Return the lines where the word "Mediana" occurs.

(Dataset entries on figures)

Begin

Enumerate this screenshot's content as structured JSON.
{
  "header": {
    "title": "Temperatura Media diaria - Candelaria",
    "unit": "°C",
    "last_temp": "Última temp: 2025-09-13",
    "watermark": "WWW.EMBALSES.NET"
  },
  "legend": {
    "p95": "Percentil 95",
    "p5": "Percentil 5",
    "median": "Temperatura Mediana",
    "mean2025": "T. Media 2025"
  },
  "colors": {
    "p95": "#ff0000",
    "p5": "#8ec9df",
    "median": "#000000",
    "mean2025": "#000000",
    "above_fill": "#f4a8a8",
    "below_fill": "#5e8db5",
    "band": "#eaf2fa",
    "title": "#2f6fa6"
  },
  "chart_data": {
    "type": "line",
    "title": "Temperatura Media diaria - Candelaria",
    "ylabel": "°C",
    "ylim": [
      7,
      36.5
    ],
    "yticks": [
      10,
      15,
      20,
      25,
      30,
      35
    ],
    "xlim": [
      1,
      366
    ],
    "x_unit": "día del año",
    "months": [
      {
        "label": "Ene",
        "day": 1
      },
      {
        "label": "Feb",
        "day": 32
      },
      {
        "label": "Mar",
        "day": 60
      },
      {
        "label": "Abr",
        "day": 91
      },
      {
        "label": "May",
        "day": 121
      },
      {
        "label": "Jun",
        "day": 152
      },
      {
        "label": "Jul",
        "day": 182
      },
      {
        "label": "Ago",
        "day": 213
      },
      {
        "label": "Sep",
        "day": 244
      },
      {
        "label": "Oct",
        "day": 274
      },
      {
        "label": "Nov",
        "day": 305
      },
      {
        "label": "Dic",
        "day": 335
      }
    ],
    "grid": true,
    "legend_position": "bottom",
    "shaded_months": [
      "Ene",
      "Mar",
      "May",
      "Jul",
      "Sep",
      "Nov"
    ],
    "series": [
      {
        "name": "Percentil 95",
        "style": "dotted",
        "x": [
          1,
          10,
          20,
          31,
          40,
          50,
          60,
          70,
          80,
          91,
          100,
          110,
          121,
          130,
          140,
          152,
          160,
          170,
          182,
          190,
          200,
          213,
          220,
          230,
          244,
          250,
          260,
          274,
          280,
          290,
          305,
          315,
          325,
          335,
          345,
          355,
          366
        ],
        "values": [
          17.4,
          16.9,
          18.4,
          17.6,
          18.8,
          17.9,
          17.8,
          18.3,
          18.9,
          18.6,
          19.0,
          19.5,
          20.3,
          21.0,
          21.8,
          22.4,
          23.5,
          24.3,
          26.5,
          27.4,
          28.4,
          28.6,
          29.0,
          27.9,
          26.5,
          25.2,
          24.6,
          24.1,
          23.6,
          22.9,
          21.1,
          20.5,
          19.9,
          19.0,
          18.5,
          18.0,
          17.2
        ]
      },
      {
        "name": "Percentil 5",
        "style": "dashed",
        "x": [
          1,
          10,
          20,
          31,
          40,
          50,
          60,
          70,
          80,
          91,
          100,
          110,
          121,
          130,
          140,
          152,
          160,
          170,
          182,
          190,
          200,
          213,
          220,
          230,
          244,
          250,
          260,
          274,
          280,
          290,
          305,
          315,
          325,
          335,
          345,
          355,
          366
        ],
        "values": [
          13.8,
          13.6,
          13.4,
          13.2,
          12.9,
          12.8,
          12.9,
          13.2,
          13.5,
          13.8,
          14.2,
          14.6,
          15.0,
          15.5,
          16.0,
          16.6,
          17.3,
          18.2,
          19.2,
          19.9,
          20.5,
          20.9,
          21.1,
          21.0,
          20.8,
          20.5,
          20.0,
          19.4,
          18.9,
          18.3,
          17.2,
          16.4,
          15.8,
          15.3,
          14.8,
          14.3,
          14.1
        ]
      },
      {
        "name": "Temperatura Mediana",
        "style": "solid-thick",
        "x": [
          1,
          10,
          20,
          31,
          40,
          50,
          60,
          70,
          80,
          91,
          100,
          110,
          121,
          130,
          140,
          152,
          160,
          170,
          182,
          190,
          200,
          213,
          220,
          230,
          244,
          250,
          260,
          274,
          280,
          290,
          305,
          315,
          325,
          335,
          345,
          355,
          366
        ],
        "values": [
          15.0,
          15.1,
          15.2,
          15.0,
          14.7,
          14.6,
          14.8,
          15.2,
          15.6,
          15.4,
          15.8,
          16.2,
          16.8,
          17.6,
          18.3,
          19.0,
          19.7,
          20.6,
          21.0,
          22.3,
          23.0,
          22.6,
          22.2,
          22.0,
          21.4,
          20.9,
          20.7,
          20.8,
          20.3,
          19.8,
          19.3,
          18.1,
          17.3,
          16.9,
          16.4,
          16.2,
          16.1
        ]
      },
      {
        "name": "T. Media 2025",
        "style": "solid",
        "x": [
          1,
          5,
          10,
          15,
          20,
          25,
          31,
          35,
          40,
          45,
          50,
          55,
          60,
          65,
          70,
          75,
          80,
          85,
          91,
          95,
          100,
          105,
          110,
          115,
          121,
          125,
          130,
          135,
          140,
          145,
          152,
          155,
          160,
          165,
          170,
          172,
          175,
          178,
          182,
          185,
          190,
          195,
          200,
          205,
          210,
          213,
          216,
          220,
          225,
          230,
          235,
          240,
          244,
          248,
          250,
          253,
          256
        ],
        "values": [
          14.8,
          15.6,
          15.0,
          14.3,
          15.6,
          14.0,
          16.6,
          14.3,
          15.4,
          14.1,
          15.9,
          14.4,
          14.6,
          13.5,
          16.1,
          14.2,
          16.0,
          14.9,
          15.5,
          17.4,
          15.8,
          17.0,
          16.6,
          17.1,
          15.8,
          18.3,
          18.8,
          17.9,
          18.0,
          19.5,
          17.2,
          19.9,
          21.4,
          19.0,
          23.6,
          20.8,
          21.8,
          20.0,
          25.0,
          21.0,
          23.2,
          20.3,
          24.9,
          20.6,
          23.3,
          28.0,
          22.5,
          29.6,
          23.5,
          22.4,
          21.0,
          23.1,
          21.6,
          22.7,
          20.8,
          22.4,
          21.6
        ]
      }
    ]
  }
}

End

**COMPLETE ANSWER:**
    "median": "Temperatura Mediana",
        "name": "Temperatura Mediana",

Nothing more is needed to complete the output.